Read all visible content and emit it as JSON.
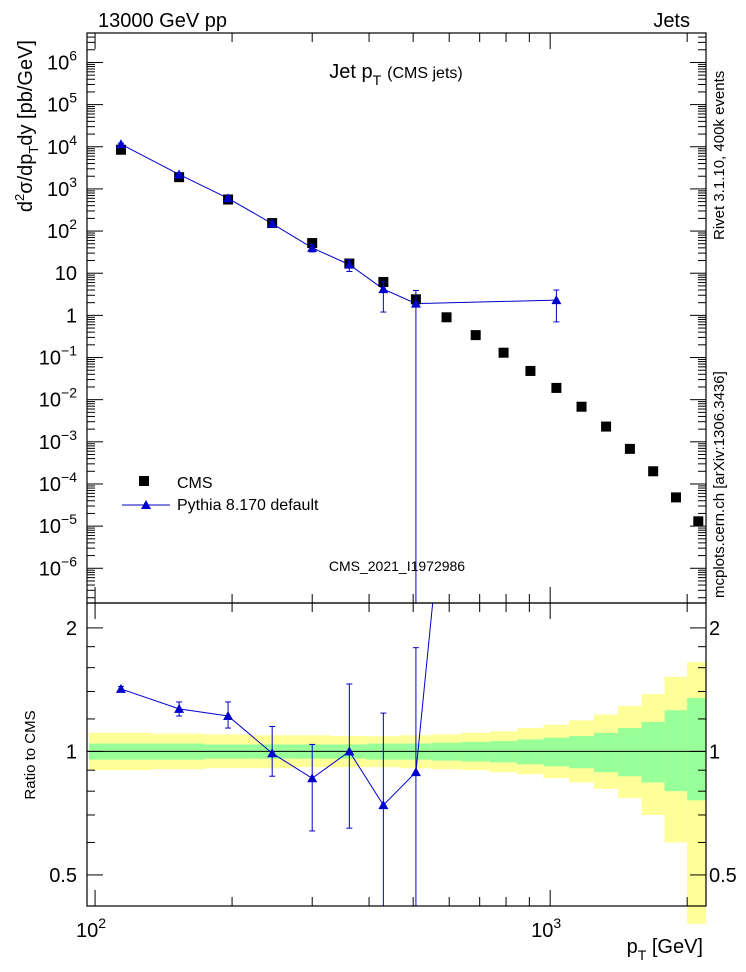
{
  "header": {
    "energy_label": "13000 GeV pp",
    "category_label": "Jets"
  },
  "side_labels": {
    "rivet": "Rivet 3.1.10,  400k events",
    "mcplots": "mcplots.cern.ch [arXiv:1306.3436]"
  },
  "chart_data": [
    {
      "type": "scatter",
      "panel": "main",
      "title": "Jet p",
      "title_sub": "T",
      "title_suffix": "(CMS jets)",
      "watermark": "CMS_2021_I1972986",
      "ylabel": "d²σ/dp_T dy [pb/GeV]",
      "xscale": "log",
      "yscale": "log",
      "xlim": [
        96,
        2200
      ],
      "ylim": [
        1.5e-07,
        5000000.0
      ],
      "x_ticks": [
        {
          "value": 100,
          "label": "10",
          "exp": "2"
        },
        {
          "value": 1000,
          "label": "10",
          "exp": "3"
        }
      ],
      "y_ticks": [
        {
          "value": 1000000.0,
          "label": "10",
          "exp": "6"
        },
        {
          "value": 100000.0,
          "label": "10",
          "exp": "5"
        },
        {
          "value": 10000.0,
          "label": "10",
          "exp": "4"
        },
        {
          "value": 1000.0,
          "label": "10",
          "exp": "3"
        },
        {
          "value": 100.0,
          "label": "10",
          "exp": "2"
        },
        {
          "value": 10,
          "label": "10",
          "exp": ""
        },
        {
          "value": 1,
          "label": "1",
          "exp": ""
        },
        {
          "value": 0.1,
          "label": "10",
          "exp": "−1"
        },
        {
          "value": 0.01,
          "label": "10",
          "exp": "−2"
        },
        {
          "value": 0.001,
          "label": "10",
          "exp": "−3"
        },
        {
          "value": 0.0001,
          "label": "10",
          "exp": "−4"
        },
        {
          "value": 1e-05,
          "label": "10",
          "exp": "−5"
        },
        {
          "value": 1e-06,
          "label": "10",
          "exp": "−6"
        }
      ],
      "legend": {
        "position": "bottom-left",
        "entries": [
          "CMS",
          "Pythia 8.170 default"
        ]
      },
      "series": [
        {
          "name": "CMS",
          "marker": "square",
          "color": "#000000",
          "x": [
            114,
            153,
            196,
            245,
            300,
            362,
            430,
            507,
            592,
            686,
            790,
            905,
            1032,
            1172,
            1327,
            1497,
            1684,
            1890,
            2116
          ],
          "y": [
            8500,
            1900,
            560,
            155,
            52,
            17,
            6.2,
            2.4,
            0.9,
            0.34,
            0.13,
            0.048,
            0.019,
            0.0068,
            0.0023,
            0.00068,
            0.0002,
            4.8e-05,
            1.3e-05
          ]
        },
        {
          "name": "Pythia 8.170 default",
          "marker": "triangle",
          "color": "#0000cc",
          "x": [
            114,
            153,
            196,
            245,
            300,
            362,
            430,
            507,
            1032
          ],
          "y": [
            11500,
            2200,
            600,
            150,
            40,
            16,
            4.2,
            1.9,
            2.3
          ],
          "yerr_low": [
            700,
            200,
            60,
            20,
            8,
            5,
            3.0,
            1.9,
            1.6
          ],
          "yerr_high": [
            700,
            200,
            60,
            20,
            8,
            5,
            2.0,
            2.0,
            1.7
          ]
        }
      ]
    },
    {
      "type": "scatter",
      "panel": "ratio",
      "ylabel": "Ratio to CMS",
      "xlabel": "p_T [GeV]",
      "xscale": "log",
      "yscale": "log",
      "xlim": [
        96,
        2200
      ],
      "ylim": [
        0.42,
        2.3
      ],
      "y_ticks": [
        {
          "value": 2,
          "label": "2"
        },
        {
          "value": 1,
          "label": "1"
        },
        {
          "value": 0.5,
          "label": "0.5"
        }
      ],
      "reference_line": 1,
      "uncertainty_bands": {
        "bin_edges": [
          97,
          133,
          174,
          220,
          272,
          330,
          395,
          468,
          548,
          638,
          737,
          846,
          967,
          1100,
          1248,
          1410,
          1588,
          1784,
          2000,
          2200
        ],
        "inner": {
          "color": "#99ff99",
          "low": [
            0.955,
            0.955,
            0.96,
            0.96,
            0.96,
            0.96,
            0.955,
            0.955,
            0.95,
            0.945,
            0.94,
            0.93,
            0.92,
            0.91,
            0.89,
            0.87,
            0.84,
            0.8,
            0.76
          ],
          "high": [
            1.045,
            1.045,
            1.04,
            1.04,
            1.04,
            1.04,
            1.045,
            1.045,
            1.05,
            1.055,
            1.06,
            1.07,
            1.08,
            1.09,
            1.11,
            1.14,
            1.18,
            1.26,
            1.35
          ]
        },
        "outer": {
          "color": "#ffff99",
          "low": [
            0.9,
            0.905,
            0.91,
            0.91,
            0.915,
            0.915,
            0.915,
            0.91,
            0.905,
            0.9,
            0.89,
            0.88,
            0.86,
            0.84,
            0.81,
            0.77,
            0.7,
            0.6,
            0.38
          ],
          "high": [
            1.11,
            1.105,
            1.1,
            1.095,
            1.095,
            1.09,
            1.09,
            1.095,
            1.1,
            1.11,
            1.12,
            1.14,
            1.16,
            1.19,
            1.23,
            1.29,
            1.38,
            1.52,
            1.65
          ]
        }
      },
      "series": [
        {
          "name": "Pythia 8.170 default",
          "marker": "triangle",
          "color": "#0000cc",
          "x": [
            114,
            153,
            196,
            245,
            300,
            362,
            430,
            507
          ],
          "y": [
            1.42,
            1.27,
            1.22,
            0.99,
            0.86,
            1.0,
            0.74,
            0.89
          ],
          "yerr_low": [
            0.02,
            0.05,
            0.08,
            0.12,
            0.22,
            0.35,
            0.35,
            0.5
          ],
          "yerr_high": [
            0.02,
            0.05,
            0.1,
            0.16,
            0.18,
            0.46,
            0.5,
            0.9
          ],
          "overflow_segment_to_x": 592
        }
      ]
    }
  ]
}
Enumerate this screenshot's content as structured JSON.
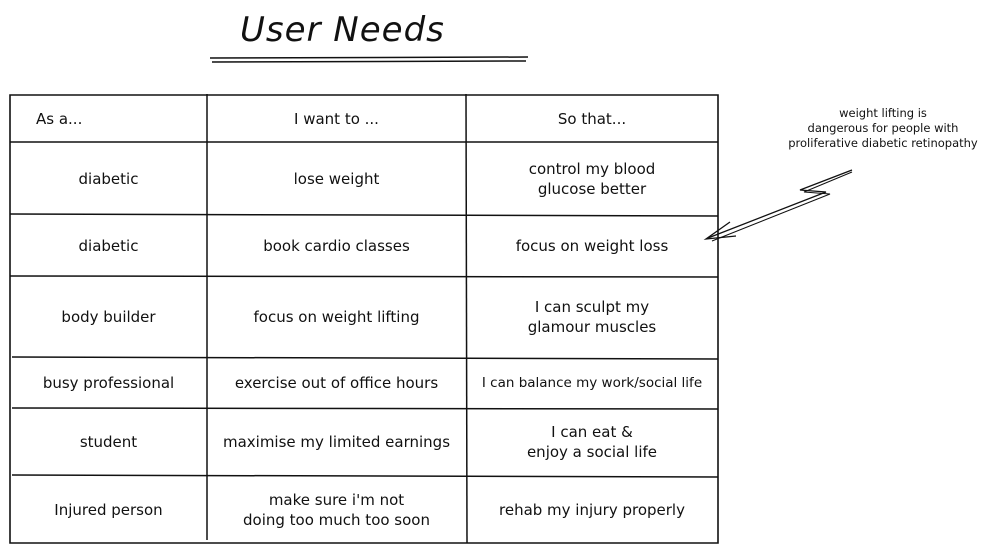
{
  "title": "User Needs",
  "table": {
    "headers": [
      "As a...",
      "I want to ...",
      "So that..."
    ],
    "rows": [
      [
        "diabetic",
        "lose weight",
        "control my blood\nglucose better"
      ],
      [
        "diabetic",
        "book cardio classes",
        "focus on weight loss"
      ],
      [
        "body builder",
        "focus on weight lifting",
        "I can sculpt my\nglamour muscles"
      ],
      [
        "busy professional",
        "exercise out of office hours",
        "I can balance my work/social life"
      ],
      [
        "student",
        "maximise my limited earnings",
        "I can eat &\nenjoy a social life"
      ],
      [
        "Injured person",
        "make sure i'm not\ndoing too much too soon",
        "rehab my injury properly"
      ]
    ]
  },
  "annotation": {
    "text": "weight lifting is\ndangerous for people with\nproliferative diabetic retinopathy"
  }
}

•••

▸ Work to do
Search the data for the string "ylabel" and copy each line where it appears.

▸ Solution to this exercise
      "ylabel": "d²σ/dp_T dy [pb/GeV]",
      "ylabel": "Ratio to CMS",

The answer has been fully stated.